* _Written exercise_: From the data that follows, copy every line holding the string "sahasrāṇi".

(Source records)

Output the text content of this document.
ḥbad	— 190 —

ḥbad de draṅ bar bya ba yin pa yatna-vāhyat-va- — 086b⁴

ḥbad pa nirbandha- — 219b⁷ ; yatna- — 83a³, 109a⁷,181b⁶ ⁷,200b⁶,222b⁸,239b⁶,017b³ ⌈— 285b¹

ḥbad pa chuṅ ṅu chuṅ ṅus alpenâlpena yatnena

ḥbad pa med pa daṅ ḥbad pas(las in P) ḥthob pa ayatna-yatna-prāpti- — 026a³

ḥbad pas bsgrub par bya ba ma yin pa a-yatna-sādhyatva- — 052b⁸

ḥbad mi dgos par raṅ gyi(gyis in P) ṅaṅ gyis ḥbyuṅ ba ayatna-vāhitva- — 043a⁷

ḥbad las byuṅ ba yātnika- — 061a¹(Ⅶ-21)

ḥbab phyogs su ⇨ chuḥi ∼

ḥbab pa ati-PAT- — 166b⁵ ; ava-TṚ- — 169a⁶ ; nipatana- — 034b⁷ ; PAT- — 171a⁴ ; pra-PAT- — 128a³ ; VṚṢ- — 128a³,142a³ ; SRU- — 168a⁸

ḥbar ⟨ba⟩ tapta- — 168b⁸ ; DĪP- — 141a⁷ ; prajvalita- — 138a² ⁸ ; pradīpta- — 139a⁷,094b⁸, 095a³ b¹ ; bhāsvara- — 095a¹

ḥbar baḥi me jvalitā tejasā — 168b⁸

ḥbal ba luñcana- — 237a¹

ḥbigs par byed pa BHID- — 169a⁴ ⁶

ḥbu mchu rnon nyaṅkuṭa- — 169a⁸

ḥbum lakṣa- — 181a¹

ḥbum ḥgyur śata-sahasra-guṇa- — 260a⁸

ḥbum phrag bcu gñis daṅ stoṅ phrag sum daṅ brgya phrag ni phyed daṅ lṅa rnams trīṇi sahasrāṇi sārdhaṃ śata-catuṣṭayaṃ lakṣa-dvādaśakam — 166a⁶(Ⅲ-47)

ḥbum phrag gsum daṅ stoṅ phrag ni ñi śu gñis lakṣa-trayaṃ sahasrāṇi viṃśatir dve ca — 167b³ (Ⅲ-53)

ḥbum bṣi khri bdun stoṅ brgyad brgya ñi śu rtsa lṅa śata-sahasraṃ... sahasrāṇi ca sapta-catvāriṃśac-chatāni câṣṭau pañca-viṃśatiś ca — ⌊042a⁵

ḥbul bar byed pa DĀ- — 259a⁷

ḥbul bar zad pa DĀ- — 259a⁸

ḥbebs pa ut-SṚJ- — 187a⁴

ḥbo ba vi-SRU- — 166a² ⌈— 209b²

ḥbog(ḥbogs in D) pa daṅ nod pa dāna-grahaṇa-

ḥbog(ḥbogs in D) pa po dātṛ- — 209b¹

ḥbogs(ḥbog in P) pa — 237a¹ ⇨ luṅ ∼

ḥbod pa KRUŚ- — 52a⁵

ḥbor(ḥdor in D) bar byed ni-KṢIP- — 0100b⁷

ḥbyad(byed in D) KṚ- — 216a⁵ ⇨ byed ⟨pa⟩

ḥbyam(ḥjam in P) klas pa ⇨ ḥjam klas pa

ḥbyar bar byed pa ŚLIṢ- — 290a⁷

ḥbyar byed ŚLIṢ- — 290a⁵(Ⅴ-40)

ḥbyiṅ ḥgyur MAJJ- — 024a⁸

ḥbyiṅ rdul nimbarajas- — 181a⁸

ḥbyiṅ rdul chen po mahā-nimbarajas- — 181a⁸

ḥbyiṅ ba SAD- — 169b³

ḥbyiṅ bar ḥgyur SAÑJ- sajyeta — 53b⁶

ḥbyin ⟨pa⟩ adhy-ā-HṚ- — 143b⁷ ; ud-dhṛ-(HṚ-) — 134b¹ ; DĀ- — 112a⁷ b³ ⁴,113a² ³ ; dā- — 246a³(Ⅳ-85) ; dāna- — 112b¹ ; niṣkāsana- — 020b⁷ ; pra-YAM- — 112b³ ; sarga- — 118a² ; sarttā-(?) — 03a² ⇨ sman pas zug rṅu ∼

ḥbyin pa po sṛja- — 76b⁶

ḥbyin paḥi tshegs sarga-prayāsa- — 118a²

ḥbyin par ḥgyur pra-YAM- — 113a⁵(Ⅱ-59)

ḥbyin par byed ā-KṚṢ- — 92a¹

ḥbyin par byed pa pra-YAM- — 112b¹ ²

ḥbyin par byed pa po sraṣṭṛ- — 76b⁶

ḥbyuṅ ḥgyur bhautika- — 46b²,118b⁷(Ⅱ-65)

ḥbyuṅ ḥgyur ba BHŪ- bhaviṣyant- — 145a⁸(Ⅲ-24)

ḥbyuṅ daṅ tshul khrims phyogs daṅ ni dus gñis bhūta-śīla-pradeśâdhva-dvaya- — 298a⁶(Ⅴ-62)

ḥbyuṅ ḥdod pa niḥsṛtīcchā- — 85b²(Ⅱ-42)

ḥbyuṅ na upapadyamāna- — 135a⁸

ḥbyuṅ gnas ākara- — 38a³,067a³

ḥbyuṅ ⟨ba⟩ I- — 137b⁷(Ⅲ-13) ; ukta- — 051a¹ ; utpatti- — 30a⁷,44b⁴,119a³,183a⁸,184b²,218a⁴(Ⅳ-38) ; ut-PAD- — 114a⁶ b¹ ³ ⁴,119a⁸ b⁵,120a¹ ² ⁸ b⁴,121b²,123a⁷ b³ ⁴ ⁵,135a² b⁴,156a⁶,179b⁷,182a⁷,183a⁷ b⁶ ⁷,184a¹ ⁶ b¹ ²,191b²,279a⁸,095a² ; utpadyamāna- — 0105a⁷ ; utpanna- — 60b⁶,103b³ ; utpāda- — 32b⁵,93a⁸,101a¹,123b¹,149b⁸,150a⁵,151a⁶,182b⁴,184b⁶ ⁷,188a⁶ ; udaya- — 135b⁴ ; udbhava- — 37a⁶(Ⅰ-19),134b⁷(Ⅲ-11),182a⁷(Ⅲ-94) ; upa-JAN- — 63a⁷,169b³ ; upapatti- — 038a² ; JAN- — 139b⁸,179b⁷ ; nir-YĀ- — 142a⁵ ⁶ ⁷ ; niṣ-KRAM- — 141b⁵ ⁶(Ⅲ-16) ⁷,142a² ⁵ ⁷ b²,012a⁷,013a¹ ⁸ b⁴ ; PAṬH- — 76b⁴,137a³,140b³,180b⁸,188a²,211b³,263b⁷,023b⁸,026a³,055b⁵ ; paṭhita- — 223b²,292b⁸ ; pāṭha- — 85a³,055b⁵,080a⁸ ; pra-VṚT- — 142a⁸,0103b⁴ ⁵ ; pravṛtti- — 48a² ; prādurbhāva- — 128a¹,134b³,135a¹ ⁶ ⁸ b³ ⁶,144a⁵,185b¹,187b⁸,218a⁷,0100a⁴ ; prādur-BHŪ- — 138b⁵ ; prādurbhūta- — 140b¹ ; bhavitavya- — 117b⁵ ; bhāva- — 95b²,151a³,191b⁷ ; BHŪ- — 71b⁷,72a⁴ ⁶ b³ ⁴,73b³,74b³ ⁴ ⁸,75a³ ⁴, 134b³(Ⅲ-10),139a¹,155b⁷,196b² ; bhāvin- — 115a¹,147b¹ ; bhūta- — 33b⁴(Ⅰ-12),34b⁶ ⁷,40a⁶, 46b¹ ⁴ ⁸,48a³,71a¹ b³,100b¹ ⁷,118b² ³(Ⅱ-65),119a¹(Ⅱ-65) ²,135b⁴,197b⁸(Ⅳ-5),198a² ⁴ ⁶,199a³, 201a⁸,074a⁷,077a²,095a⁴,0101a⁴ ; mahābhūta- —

* _Exercise solution_:
ḥbum phrag bcu gñis daṅ stoṅ phrag sum daṅ brgya phrag ni phyed daṅ lṅa rnams trīṇi sahasrāṇi sārdhaṃ śata-catuṣṭayaṃ lakṣa-dvādaśakam — 166a⁶(Ⅲ-47)
ḥbum phrag gsum daṅ stoṅ phrag ni ñi śu gñis lakṣa-trayaṃ sahasrāṇi viṃśatir dve ca — 167b³ (Ⅲ-53)
ḥbum bṣi khri bdun stoṅ brgyad brgya ñi śu rtsa lṅa śata-sahasraṃ... sahasrāṇi ca sapta-catvāriṃśac-chatāni câṣṭau pañca-viṃśatiś ca — ⌊042a⁵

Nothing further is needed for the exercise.